BEGIN EXERCISE MATERIALS
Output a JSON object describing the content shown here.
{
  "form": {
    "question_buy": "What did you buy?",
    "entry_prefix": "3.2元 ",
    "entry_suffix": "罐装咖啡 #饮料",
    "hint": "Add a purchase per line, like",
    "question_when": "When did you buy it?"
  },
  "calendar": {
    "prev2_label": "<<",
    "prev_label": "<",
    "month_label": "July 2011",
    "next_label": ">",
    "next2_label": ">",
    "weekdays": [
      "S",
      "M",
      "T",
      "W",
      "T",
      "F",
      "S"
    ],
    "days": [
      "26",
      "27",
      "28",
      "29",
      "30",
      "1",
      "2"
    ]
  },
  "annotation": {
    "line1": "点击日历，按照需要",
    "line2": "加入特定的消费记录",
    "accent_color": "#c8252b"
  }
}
END EXERCISE MATERIALS
BEGIN EXERCISE MATERIALS
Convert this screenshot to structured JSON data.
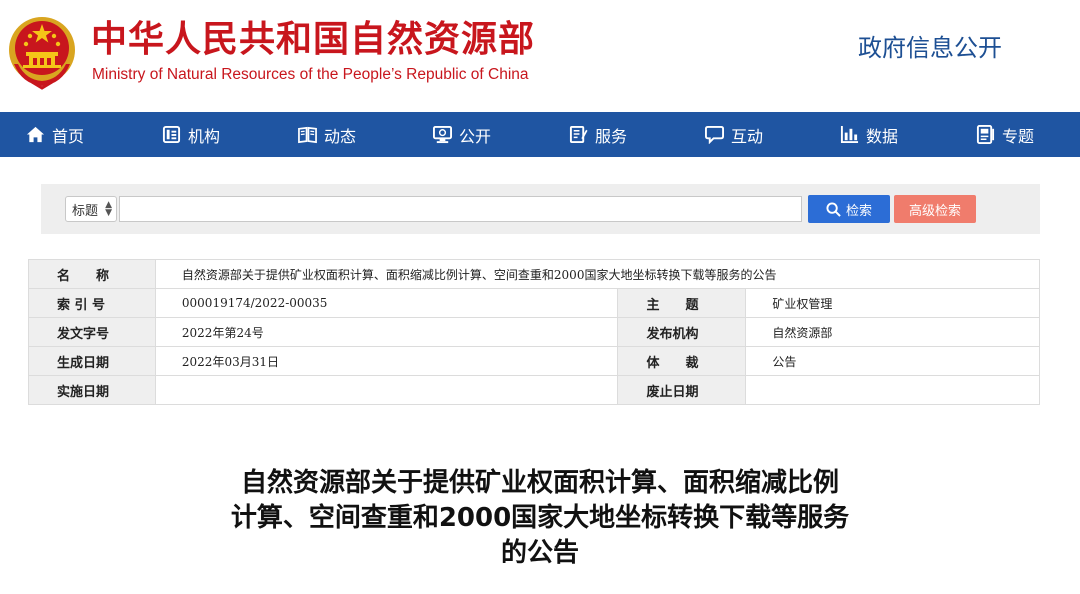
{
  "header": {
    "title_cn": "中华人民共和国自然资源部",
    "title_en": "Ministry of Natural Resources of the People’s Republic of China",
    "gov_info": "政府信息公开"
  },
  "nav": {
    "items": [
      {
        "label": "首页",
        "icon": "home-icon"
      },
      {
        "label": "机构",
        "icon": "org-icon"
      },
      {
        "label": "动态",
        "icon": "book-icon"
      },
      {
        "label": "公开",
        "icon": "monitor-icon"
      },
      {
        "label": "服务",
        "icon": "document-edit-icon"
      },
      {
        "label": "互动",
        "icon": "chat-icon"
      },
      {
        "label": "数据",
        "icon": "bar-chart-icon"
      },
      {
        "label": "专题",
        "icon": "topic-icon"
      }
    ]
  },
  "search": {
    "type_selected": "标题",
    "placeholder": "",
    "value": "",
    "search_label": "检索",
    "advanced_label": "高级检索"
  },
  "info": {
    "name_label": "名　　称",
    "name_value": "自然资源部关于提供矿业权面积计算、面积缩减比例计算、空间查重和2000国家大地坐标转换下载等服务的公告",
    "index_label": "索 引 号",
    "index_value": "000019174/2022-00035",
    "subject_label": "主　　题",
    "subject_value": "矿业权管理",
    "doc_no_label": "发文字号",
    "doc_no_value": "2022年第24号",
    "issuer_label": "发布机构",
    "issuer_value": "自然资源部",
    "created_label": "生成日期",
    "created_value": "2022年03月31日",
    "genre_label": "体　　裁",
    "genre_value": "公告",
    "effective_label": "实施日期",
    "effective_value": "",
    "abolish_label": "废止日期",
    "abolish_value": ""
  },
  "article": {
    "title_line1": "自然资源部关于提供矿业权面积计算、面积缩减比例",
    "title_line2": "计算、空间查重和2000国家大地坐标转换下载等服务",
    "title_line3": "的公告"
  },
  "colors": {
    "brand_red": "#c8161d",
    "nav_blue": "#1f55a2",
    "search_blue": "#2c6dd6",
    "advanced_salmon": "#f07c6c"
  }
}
END EXERCISE MATERIALS
BEGIN EXERCISE MATERIALS
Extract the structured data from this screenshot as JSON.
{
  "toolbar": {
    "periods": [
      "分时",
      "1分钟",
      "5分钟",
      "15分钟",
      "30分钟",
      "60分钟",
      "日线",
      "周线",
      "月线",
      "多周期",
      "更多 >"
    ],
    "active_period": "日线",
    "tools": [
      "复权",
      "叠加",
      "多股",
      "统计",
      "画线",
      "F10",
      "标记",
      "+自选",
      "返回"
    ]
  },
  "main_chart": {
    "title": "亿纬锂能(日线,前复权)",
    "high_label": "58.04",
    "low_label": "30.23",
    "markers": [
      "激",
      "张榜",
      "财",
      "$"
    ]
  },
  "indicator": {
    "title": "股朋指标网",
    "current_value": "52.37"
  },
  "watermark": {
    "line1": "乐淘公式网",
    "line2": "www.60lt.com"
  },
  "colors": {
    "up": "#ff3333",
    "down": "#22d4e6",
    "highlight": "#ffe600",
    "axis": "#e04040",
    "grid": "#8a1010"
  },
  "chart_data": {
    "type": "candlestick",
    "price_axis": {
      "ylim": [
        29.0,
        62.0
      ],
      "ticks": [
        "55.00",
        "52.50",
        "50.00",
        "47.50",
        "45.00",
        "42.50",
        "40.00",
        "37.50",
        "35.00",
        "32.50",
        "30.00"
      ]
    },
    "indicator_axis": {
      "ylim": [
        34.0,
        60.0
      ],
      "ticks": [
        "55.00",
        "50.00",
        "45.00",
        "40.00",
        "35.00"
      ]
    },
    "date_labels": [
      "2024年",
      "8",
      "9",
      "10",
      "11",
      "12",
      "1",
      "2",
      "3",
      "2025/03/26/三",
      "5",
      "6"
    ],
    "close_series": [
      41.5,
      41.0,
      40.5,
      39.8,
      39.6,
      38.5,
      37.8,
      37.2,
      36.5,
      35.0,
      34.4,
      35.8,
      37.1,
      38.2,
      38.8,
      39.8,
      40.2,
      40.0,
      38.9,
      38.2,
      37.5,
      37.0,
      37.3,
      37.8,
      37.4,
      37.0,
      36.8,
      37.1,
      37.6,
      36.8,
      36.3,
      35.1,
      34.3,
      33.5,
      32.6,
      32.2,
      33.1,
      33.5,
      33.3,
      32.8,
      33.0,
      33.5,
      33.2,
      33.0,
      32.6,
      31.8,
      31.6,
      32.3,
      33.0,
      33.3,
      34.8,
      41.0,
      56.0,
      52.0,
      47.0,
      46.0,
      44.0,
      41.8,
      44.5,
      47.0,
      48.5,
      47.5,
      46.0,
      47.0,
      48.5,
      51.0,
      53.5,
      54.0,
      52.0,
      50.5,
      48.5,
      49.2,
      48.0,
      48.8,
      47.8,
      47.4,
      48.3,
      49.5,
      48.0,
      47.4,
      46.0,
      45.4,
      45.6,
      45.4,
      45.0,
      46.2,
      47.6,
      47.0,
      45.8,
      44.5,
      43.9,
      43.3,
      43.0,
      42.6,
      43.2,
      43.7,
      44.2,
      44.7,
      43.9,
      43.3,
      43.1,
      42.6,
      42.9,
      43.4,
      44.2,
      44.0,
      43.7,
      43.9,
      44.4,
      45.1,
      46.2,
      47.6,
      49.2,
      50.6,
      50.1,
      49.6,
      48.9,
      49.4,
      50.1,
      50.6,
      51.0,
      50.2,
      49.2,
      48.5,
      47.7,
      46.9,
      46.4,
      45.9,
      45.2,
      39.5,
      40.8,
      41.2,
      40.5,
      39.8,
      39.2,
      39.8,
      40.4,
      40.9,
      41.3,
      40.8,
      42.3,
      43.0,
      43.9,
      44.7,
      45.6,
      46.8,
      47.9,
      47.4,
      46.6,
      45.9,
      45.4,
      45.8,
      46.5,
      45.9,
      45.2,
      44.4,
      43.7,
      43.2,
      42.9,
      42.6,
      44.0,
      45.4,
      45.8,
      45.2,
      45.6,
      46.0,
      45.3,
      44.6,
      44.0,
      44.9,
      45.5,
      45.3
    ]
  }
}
END EXERCISE MATERIALS
* EXERCISE INSTRUCTIONS: Reproduce each line of the material containing the word "screenshot".

* WRITTEN REPLY:
Convert this screenshot to structured JSON data.
Extract the structured data from this screenshot as JSON.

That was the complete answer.